### TASK DIRECTIONS:
Restate each line word for word. Leave out every picture.

### DATA SECTION:
— start —

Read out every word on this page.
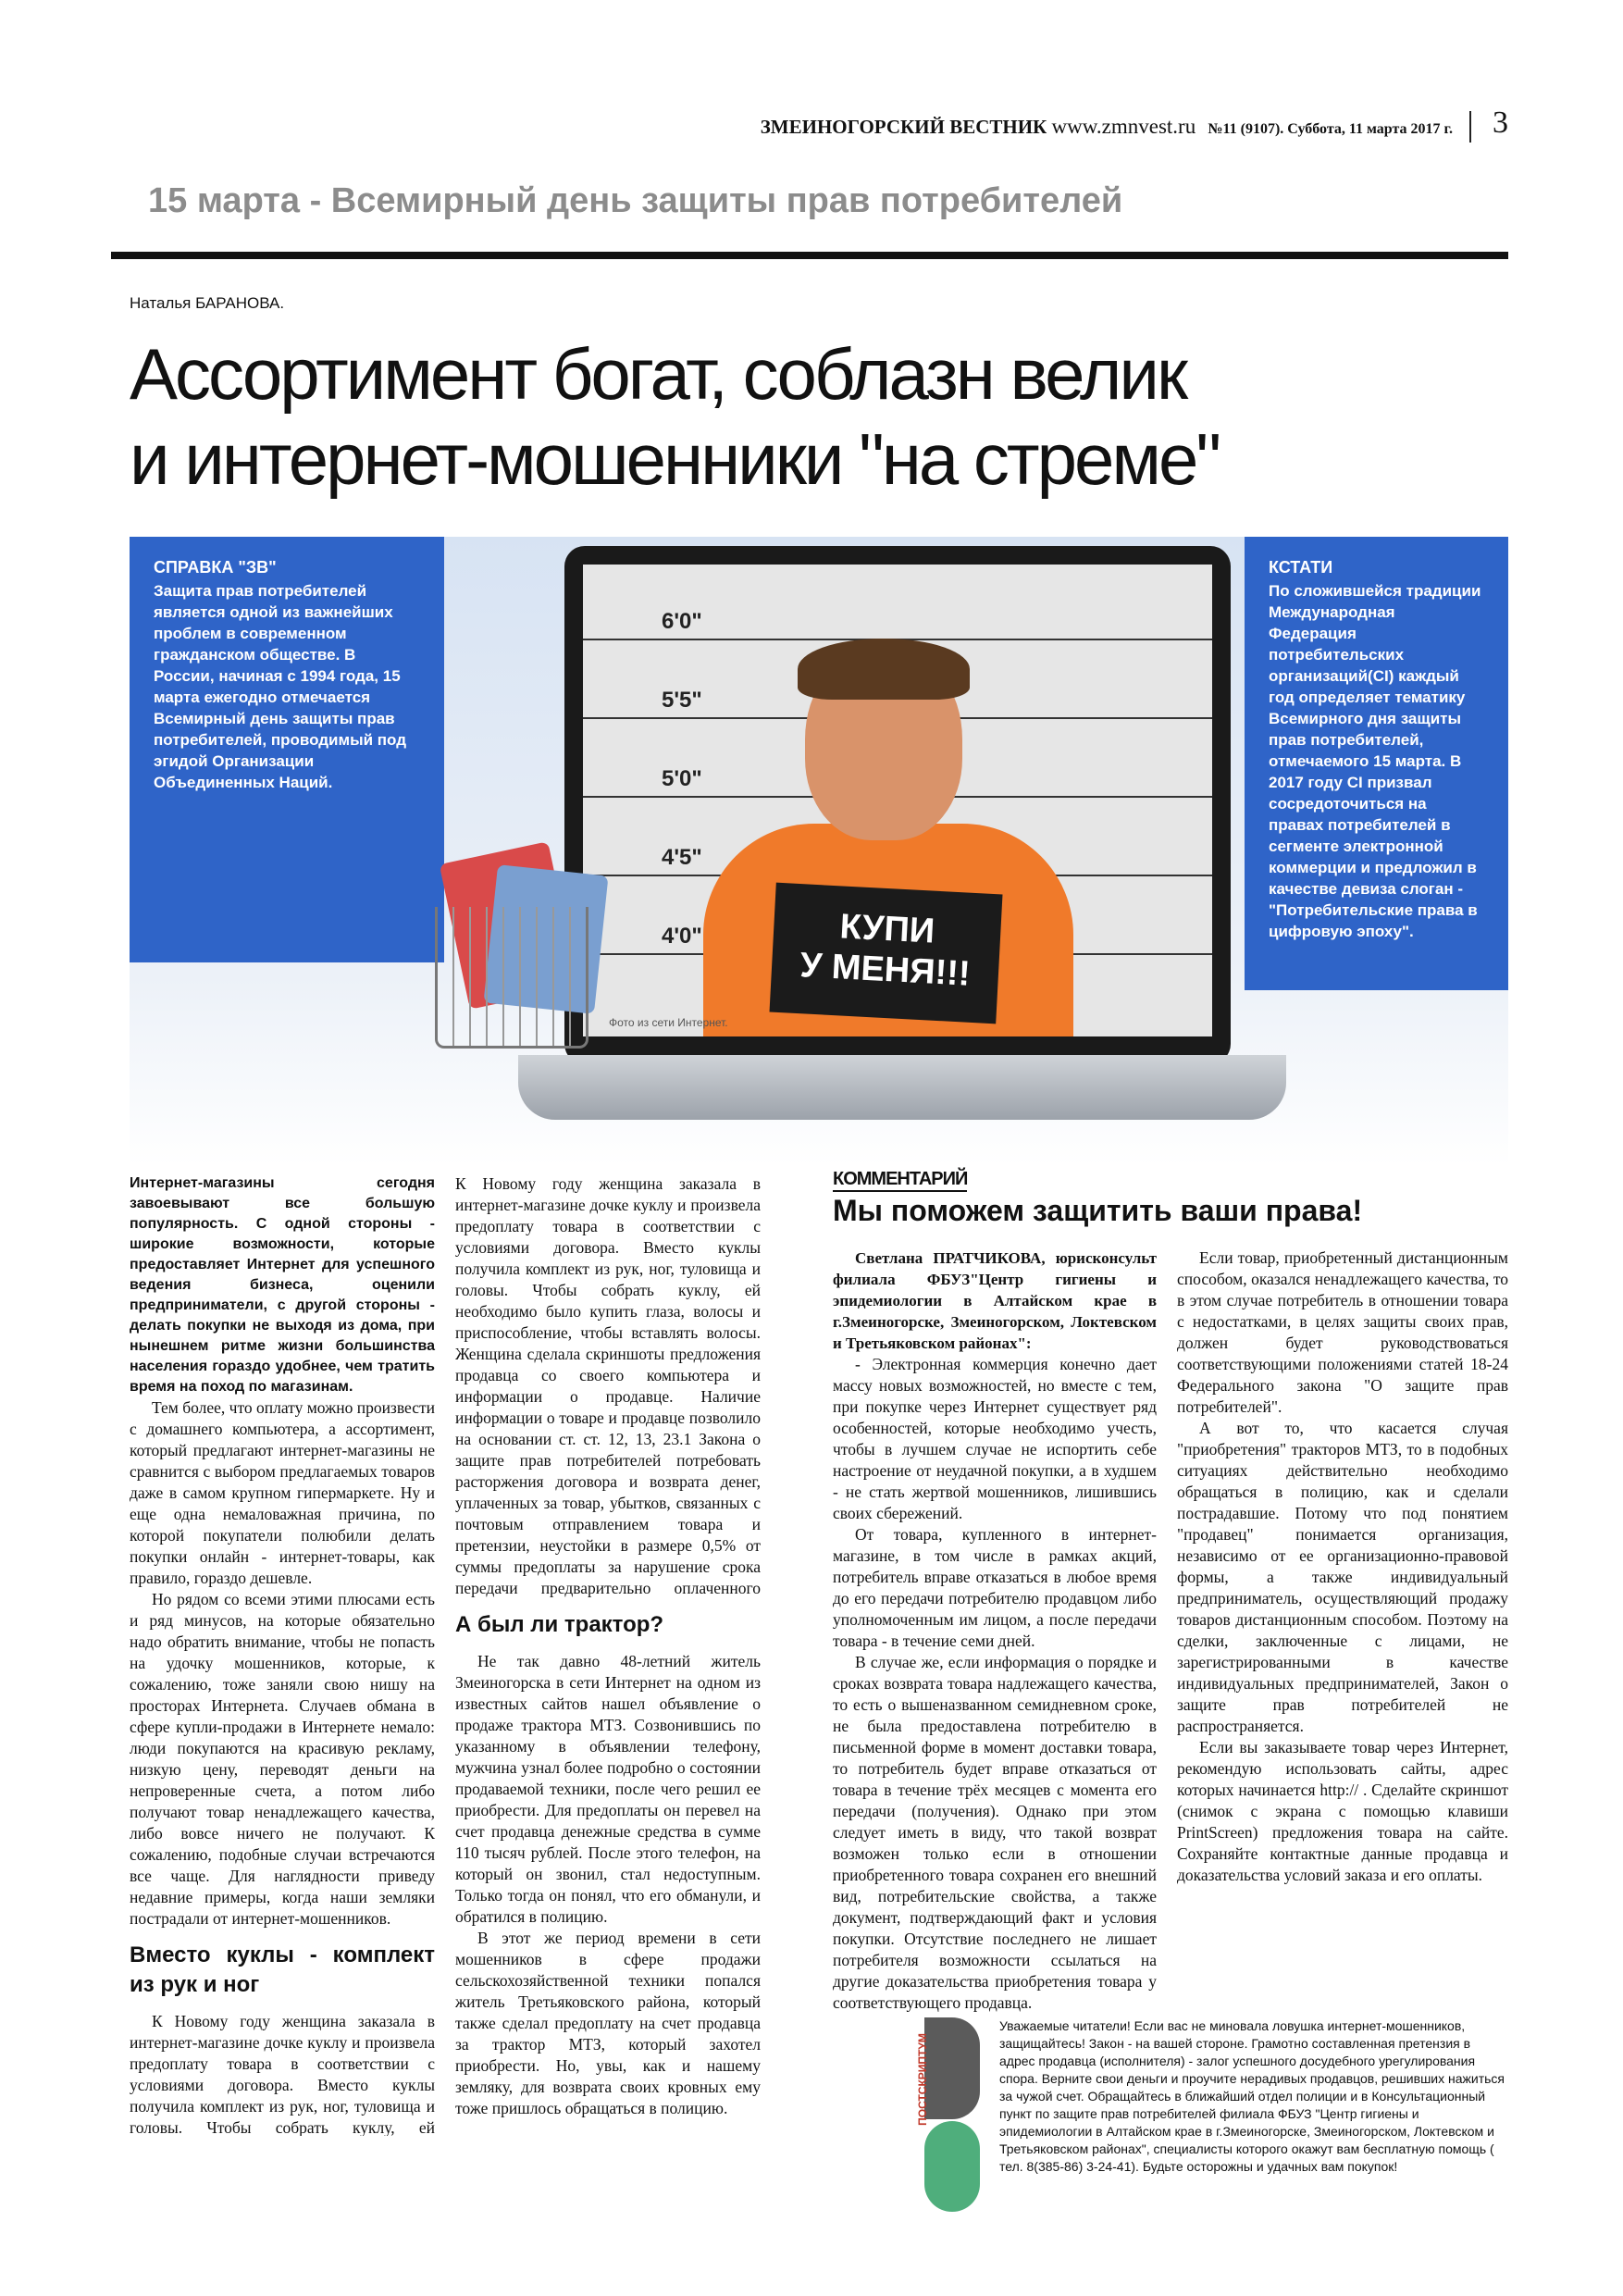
ЗМЕИНОГОРСКИЙ ВЕСТНИК www.zmnvest.ru №11 (9107). Суббота, 11 марта 2017 г. 3
15 марта - Всемирный день защиты прав потребителей
Наталья БАРАНОВА.
Ассортимент богат, соблазн велик
и интернет-мошенники "на стреме"
СПРАВКА "ЗВ"
Защита прав потребителей является одной из важнейших проблем в современном гражданском обществе. В России, начиная с 1994 года, 15 марта ежегодно отмечается Всемирный день защиты прав потребителей, проводимый под эгидой Организации Объединенных Наций.
КСТАТИ
По сложившейся традиции Международная Федерация потребительских организаций(CI) каждый год определяет тематику Всемирного дня защиты прав потребителей, отмечаемого 15 марта. В 2017 году CI призвал сосредоточиться на правах потребителей в сегменте электронной коммерции и предложил в качестве девиза слоган - "Потребительские права в цифровую эпоху".
6'0"
5'5"
5'0"
4'5"
4'0"	КУПИ
У МЕНЯ!!!
Фото из сети Интернет.
КОММЕНТАРИЙ
Мы поможем защитить ваши права!

Интернет-магазины сегодня завоевывают все большую популярность. С одной стороны - широкие возможности, которые предоставляет Интернет для успешного ведения бизнеса, оценили предприниматели, с другой стороны - делать покупки не выходя из дома, при нынешнем ритме жизни большинства населения гораздо удобнее, чем тратить время на поход по магазинам.

Тем более, что оплату можно произвести с домашнего компьютера, а ассортимент, который предлагают интернет-магазины не сравнится с выбором предлагаемых товаров даже в самом крупном гипермаркете. Ну и еще одна немаловажная причина, по которой покупатели полюбили делать покупки онлайн - интернет-товары, как правило, гораздо дешевле.

Но рядом со всеми этими плюсами есть и ряд минусов, на которые обязательно надо обратить внимание, чтобы не попасть на удочку мошенников, которые, к сожалению, тоже заняли свою нишу на просторах Интернета. Случаев обмана в сфере купли-продажи в Интернете немало: люди покупаются на красивую рекламу, низкую цену, переводят деньги на непроверенные счета, а потом либо получают товар ненадлежащего качества, либо вовсе ничего не получают. К сожалению, подобные случаи встречаются все чаще. Для наглядности приведу недавние примеры, когда наши земляки пострадали от интернет-мошенников.

Вместо куклы - комплект из рук и ног

К Новому году женщина заказала в интернет-магазине дочке куклу и произвела предоплату товара в соответствии с условиями договора. Вместо куклы получила комплект из рук, ног, туловища и головы. Чтобы собрать куклу, ей

К Новому году женщина заказала в интернет-магазине дочке куклу и произвела предоплату товара в соответствии с условиями договора. Вместо куклы получила комплект из рук, ног, туловища и головы. Чтобы собрать куклу, ей необходимо было купить глаза, волосы и приспособление, чтобы вставлять волосы. Женщина сделала скриншоты предложения продавца со своего компьютера и информации о продавце. Наличие информации о товаре и продавце позволило на основании ст. ст. 12, 13, 23.1 Закона о защите прав потребителей потребовать расторжения договора и возврата денег, уплаченных за товар, убытков, связанных с почтовым отправлением товара и претензии, неустойки в размере 0,5% от суммы предоплаты за нарушение срока передачи предварительно оплаченного
А был ли трактор?

Не так давно 48-летний житель Змеиногорска в сети Интернет на одном из известных сайтов нашел объявление о продаже трактора МТЗ. Созвонившись по указанному в объявлении телефону, мужчина узнал более подробно о состоянии продаваемой техники, после чего решил ее приобрести. Для предоплаты он перевел на счет продавца денежные средства в сумме 110 тысяч рублей. После этого телефон, на который он звонил, стал недоступным. Только тогда он понял, что его обманули, и обратился в полицию.

В этот же период времени в сети мошенников в сфере продажи сельскохозяйственной техники попался житель Третьяковского района, который также сделал предоплату на счет продавца за трактор МТЗ, который захотел приобрести. Но, увы, как и нашему земляку, для возврата своих кровных ему тоже пришлось обращаться в полицию.

Светлана ПРАТЧИКОВА, юрисконсульт филиала ФБУЗ"Центр гигиены и эпидемиологии в Алтайском крае в г.Змеиногорске, Змеиногорском, Локтевском и Третьяковском районах":

- Электронная коммерция конечно дает массу новых возможностей, но вместе с тем, при покупке через Интернет существует ряд особенностей, которые необходимо учесть, чтобы в лучшем случае не испортить себе настроение от неудачной покупки, а в худшем - не стать жертвой мошенников, лишившись своих сбережений.

От товара, купленного в интернет-магазине, в том числе в рамках акций, потребитель вправе отказаться в любое время до его передачи потребителю продавцом либо уполномоченным им лицом, а после передачи товара - в течение семи дней.

В случае же, если информация о порядке и сроках возврата товара надлежащего качества, то есть о вышеназванном семидневном сроке, не была предоставлена потребителю в письменной форме в момент доставки товара, то потребитель будет вправе отказаться от товара в течение трёх месяцев с момента его передачи (получения). Однако при этом следует иметь в виду, что такой возврат возможен только если в отношении приобретенного товара сохранен его внешний вид, потребительские свойства, а также документ, подтверждающий факт и условия покупки. Отсутствие последнего не лишает потребителя возможности ссылаться на другие доказательства приобретения товара у соответствующего продавца.

Если товар, приобретенный дистанционным способом, оказался ненадлежащего качества, то в этом случае потребитель в отношении товара с недостатками, в целях защиты своих прав, должен будет руководствоваться соответствующими положениями статей 18-24 Федерального закона "О защите прав потребителей".

А вот то, что касается случая "приобретения" тракторов МТЗ, то в подобных ситуациях действительно необходимо обращаться в полицию, как и сделали пострадавшие. Потому что под понятием "продавец" понимается организация, независимо от ее организационно-правовой формы, а также индивидуальный предприниматель, осуществляющий продажу товаров дистанционным способом. Поэтому на сделки, заключенные с лицами, не зарегистрированными в качестве индивидуальных предпринимателей, Закон о защите прав потребителей не распространяется.

Если вы заказываете товар через Интернет, рекомендую использовать сайты, адрес которых начинается http:// . Сделайте скриншот (снимок с экрана с помощью клавиши PrintScreen) предложения товара на сайте. Сохраняйте контактные данные продавца и доказательства условий заказа и его оплаты.

ПОСТСКРИПТУМ
Уважаемые читатели! Если вас не миновала ловушка интернет-мошенников, защищайтесь! Закон - на вашей стороне. Грамотно составленная претензия в адрес продавца (исполнителя) - залог успешного досудебного урегулирования спора. Верните свои деньги и проучите нерадивых продавцов, решивших нажиться за чужой счет. Обращайтесь в ближайший отдел полиции и в Консультационный пункт по защите прав потребителей филиала ФБУЗ "Центр гигиены и эпидемиологии в Алтайском крае в г.Змеиногорске, Змеиногорском, Локтевском и Третьяковском районах", специалисты которого окажут вам бесплатную помощь ( тел. 8(385-86) 3-24-41). Будьте осторожны и удачных вам покупок!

— end —

### FULL RESPONSE:
Read out every word on this page.
ЗМЕИНОГОРСКИЙ ВЕСТНИК www.zmnvest.ru №11 (9107). Суббота, 11 марта 2017 г. 3
15 марта - Всемирный день защиты прав потребителей
Наталья БАРАНОВА.
Ассортимент богат, соблазн велик
и интернет-мошенники "на стреме"
СПРАВКА "ЗВ"
Защита прав потребителей является одной из важнейших проблем в современном гражданском обществе. В России, начиная с 1994 года, 15 марта ежегодно отмечается Всемирный день защиты прав потребителей, проводимый под эгидой Организации Объединенных Наций.
КСТАТИ
По сложившейся традиции Международная Федерация потребительских организаций(CI) каждый год определяет тематику Всемирного дня защиты прав потребителей, отмечаемого 15 марта. В 2017 году CI призвал сосредоточиться на правах потребителей в сегменте электронной коммерции и предложил в качестве девиза слоган - "Потребительские права в цифровую эпоху".
6'0"
5'5"
5'0"
4'5"
4'0"	КУПИ
У МЕНЯ!!!
Фото из сети Интернет.
КОММЕНТАРИЙ
Мы поможем защитить ваши права!

Интернет-магазины сегодня завоевывают все большую популярность. С одной стороны - широкие возможности, которые предоставляет Интернет для успешного ведения бизнеса, оценили предприниматели, с другой стороны - делать покупки не выходя из дома, при нынешнем ритме жизни большинства населения гораздо удобнее, чем тратить время на поход по магазинам.

Тем более, что оплату можно произвести с домашнего компьютера, а ассортимент, который предлагают интернет-магазины не сравнится с выбором предлагаемых товаров даже в самом крупном гипермаркете. Ну и еще одна немаловажная причина, по которой покупатели полюбили делать покупки онлайн - интернет-товары, как правило, гораздо дешевле.

Но рядом со всеми этими плюсами есть и ряд минусов, на которые обязательно надо обратить внимание, чтобы не попасть на удочку мошенников, которые, к сожалению, тоже заняли свою нишу на просторах Интернета. Случаев обмана в сфере купли-продажи в Интернете немало: люди покупаются на красивую рекламу, низкую цену, переводят деньги на непроверенные счета, а потом либо получают товар ненадлежащего качества, либо вовсе ничего не получают. К сожалению, подобные случаи встречаются все чаще. Для наглядности приведу недавние примеры, когда наши земляки пострадали от интернет-мошенников.

Вместо куклы - комплект из рук и ног

К Новому году женщина заказала в интернет-магазине дочке куклу и произвела предоплату товара в соответствии с условиями договора. Вместо куклы получила комплект из рук, ног, туловища и головы. Чтобы собрать куклу, ей

К Новому году женщина заказала в интернет-магазине дочке куклу и произвела предоплату товара в соответствии с условиями договора. Вместо куклы получила комплект из рук, ног, туловища и головы. Чтобы собрать куклу, ей необходимо было купить глаза, волосы и приспособление, чтобы вставлять волосы. Женщина сделала скриншоты предложения продавца со своего компьютера и информации о продавце. Наличие информации о товаре и продавце позволило на основании ст. ст. 12, 13, 23.1 Закона о защите прав потребителей потребовать расторжения договора и возврата денег, уплаченных за товар, убытков, связанных с почтовым отправлением товара и претензии, неустойки в размере 0,5% от суммы предоплаты за нарушение срока передачи предварительно оплаченного
А был ли трактор?

Не так давно 48-летний житель Змеиногорска в сети Интернет на одном из известных сайтов нашел объявление о продаже трактора МТЗ. Созвонившись по указанному в объявлении телефону, мужчина узнал более подробно о состоянии продаваемой техники, после чего решил ее приобрести. Для предоплаты он перевел на счет продавца денежные средства в сумме 110 тысяч рублей. После этого телефон, на который он звонил, стал недоступным. Только тогда он понял, что его обманули, и обратился в полицию.

В этот же период времени в сети мошенников в сфере продажи сельскохозяйственной техники попался житель Третьяковского района, который также сделал предоплату на счет продавца за трактор МТЗ, который захотел приобрести. Но, увы, как и нашему земляку, для возврата своих кровных ему тоже пришлось обращаться в полицию.

Светлана ПРАТЧИКОВА, юрисконсульт филиала ФБУЗ"Центр гигиены и эпидемиологии в Алтайском крае в г.Змеиногорске, Змеиногорском, Локтевском и Третьяковском районах":

- Электронная коммерция конечно дает массу новых возможностей, но вместе с тем, при покупке через Интернет существует ряд особенностей, которые необходимо учесть, чтобы в лучшем случае не испортить себе настроение от неудачной покупки, а в худшем - не стать жертвой мошенников, лишившись своих сбережений.

От товара, купленного в интернет-магазине, в том числе в рамках акций, потребитель вправе отказаться в любое время до его передачи потребителю продавцом либо уполномоченным им лицом, а после передачи товара - в течение семи дней.

В случае же, если информация о порядке и сроках возврата товара надлежащего качества, то есть о вышеназванном семидневном сроке, не была предоставлена потребителю в письменной форме в момент доставки товара, то потребитель будет вправе отказаться от товара в течение трёх месяцев с момента его передачи (получения). Однако при этом следует иметь в виду, что такой возврат возможен только если в отношении приобретенного товара сохранен его внешний вид, потребительские свойства, а также документ, подтверждающий факт и условия покупки. Отсутствие последнего не лишает потребителя возможности ссылаться на другие доказательства приобретения товара у соответствующего продавца.

Если товар, приобретенный дистанционным способом, оказался ненадлежащего качества, то в этом случае потребитель в отношении товара с недостатками, в целях защиты своих прав, должен будет руководствоваться соответствующими положениями статей 18-24 Федерального закона "О защите прав потребителей".

А вот то, что касается случая "приобретения" тракторов МТЗ, то в подобных ситуациях действительно необходимо обращаться в полицию, как и сделали пострадавшие. Потому что под понятием "продавец" понимается организация, независимо от ее организационно-правовой формы, а также индивидуальный предприниматель, осуществляющий продажу товаров дистанционным способом. Поэтому на сделки, заключенные с лицами, не зарегистрированными в качестве индивидуальных предпринимателей, Закон о защите прав потребителей не распространяется.

Если вы заказываете товар через Интернет, рекомендую использовать сайты, адрес которых начинается http:// . Сделайте скриншот (снимок с экрана с помощью клавиши PrintScreen) предложения товара на сайте. Сохраняйте контактные данные продавца и доказательства условий заказа и его оплаты.

ПОСТСКРИПТУМ
Уважаемые читатели! Если вас не миновала ловушка интернет-мошенников, защищайтесь! Закон - на вашей стороне. Грамотно составленная претензия в адрес продавца (исполнителя) - залог успешного досудебного урегулирования спора. Верните свои деньги и проучите нерадивых продавцов, решивших нажиться за чужой счет. Обращайтесь в ближайший отдел полиции и в Консультационный пункт по защите прав потребителей филиала ФБУЗ "Центр гигиены и эпидемиологии в Алтайском крае в г.Змеиногорске, Змеиногорском, Локтевском и Третьяковском районах", специалисты которого окажут вам бесплатную помощь ( тел. 8(385-86) 3-24-41). Будьте осторожны и удачных вам покупок!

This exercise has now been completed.